> Problem requirements: All lines featuring the string "music" are to be listed.

> Task input:

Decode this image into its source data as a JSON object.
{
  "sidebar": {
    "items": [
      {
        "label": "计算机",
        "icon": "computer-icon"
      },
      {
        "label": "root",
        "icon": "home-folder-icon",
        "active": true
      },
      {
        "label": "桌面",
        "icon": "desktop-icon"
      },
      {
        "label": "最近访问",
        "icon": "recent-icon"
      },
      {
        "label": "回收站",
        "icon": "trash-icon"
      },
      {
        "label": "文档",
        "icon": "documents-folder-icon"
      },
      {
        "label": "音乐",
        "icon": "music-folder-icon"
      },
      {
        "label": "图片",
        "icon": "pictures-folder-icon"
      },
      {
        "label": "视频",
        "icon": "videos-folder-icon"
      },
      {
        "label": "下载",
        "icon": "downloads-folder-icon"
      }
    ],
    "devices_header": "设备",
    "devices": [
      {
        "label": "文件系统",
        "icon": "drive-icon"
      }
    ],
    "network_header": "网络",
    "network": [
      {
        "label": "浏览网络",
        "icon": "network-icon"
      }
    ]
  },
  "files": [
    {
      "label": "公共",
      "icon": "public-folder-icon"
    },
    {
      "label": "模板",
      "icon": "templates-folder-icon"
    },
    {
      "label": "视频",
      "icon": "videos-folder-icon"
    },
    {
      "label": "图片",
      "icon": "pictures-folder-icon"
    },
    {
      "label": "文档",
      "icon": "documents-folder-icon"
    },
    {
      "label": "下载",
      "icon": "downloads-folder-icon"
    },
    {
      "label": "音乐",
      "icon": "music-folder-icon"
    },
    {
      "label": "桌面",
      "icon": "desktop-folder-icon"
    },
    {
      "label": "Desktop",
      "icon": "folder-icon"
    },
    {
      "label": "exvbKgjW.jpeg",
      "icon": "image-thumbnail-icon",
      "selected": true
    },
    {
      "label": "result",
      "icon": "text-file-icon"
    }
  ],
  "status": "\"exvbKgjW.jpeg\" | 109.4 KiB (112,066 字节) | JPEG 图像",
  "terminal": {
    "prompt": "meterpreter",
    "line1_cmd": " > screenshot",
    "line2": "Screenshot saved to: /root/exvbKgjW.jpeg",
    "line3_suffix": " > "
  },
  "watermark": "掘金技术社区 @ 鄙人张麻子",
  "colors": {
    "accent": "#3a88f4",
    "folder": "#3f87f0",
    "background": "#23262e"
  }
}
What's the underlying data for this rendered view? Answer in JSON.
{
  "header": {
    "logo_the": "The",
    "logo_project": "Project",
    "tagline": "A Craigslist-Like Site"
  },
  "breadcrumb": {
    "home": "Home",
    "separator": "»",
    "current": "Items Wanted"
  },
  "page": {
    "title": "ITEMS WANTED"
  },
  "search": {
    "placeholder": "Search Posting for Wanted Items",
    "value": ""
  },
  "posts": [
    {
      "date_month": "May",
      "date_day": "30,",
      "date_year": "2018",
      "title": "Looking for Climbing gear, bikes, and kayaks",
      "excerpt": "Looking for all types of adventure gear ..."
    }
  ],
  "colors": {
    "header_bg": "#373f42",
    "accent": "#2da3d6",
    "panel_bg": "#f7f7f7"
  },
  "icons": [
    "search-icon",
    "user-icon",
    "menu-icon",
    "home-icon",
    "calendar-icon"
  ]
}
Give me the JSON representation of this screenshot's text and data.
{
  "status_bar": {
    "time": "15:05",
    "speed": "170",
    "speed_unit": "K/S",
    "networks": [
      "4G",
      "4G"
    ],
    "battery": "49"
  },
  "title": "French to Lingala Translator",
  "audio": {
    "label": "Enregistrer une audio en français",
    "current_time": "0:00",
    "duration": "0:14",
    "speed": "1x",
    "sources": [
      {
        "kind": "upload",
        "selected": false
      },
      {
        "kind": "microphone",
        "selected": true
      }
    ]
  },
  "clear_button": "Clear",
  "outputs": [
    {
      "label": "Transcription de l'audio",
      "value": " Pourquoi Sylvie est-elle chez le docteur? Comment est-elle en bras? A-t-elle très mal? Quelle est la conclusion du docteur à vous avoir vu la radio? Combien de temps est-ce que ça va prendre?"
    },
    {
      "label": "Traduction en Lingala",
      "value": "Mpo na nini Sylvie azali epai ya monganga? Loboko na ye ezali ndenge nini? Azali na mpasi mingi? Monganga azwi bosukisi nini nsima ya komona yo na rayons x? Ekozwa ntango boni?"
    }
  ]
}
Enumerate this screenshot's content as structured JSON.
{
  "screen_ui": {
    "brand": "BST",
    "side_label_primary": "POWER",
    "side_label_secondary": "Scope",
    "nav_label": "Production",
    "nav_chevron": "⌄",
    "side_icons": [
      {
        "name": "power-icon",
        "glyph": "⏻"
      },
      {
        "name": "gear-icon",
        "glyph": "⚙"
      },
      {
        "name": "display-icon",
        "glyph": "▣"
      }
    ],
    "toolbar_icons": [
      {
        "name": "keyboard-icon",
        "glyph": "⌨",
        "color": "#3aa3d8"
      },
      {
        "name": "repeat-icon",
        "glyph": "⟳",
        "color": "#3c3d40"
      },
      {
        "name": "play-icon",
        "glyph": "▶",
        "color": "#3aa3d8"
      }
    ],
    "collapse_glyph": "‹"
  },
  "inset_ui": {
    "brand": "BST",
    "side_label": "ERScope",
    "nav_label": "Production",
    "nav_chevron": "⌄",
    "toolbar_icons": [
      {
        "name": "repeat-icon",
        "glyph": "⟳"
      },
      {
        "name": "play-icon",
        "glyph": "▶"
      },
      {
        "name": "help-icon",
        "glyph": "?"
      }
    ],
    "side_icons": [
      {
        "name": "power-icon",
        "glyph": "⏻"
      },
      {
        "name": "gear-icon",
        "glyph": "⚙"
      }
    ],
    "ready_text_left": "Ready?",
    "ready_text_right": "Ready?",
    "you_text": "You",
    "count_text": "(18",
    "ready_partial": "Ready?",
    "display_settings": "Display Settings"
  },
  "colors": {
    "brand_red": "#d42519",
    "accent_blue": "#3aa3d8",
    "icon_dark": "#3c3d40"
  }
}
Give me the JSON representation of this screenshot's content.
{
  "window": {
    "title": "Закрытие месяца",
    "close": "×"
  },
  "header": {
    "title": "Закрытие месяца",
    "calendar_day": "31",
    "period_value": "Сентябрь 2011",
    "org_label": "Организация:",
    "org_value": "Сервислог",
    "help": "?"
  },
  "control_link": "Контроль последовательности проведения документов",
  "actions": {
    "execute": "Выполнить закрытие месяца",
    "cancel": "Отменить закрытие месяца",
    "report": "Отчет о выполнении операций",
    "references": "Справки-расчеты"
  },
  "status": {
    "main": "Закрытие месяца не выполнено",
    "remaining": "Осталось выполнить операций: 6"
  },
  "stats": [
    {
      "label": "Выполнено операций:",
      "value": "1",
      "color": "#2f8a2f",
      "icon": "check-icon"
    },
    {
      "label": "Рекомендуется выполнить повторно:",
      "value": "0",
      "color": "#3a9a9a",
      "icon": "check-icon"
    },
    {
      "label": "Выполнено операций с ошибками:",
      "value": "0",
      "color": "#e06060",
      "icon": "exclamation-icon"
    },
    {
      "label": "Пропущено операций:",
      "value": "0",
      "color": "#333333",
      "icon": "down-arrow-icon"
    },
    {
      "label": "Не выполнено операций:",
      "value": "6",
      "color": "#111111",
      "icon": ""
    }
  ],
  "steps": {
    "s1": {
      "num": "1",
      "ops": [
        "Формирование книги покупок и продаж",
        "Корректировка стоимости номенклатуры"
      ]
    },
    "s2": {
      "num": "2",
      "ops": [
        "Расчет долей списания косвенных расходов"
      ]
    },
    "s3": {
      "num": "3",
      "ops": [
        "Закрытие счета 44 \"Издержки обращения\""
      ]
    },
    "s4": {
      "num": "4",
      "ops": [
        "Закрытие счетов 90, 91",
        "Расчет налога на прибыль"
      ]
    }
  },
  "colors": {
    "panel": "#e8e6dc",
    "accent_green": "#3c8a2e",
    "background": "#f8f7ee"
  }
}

> Exercise response:
        "icon": "music-folder-icon"
      "icon": "music-folder-icon"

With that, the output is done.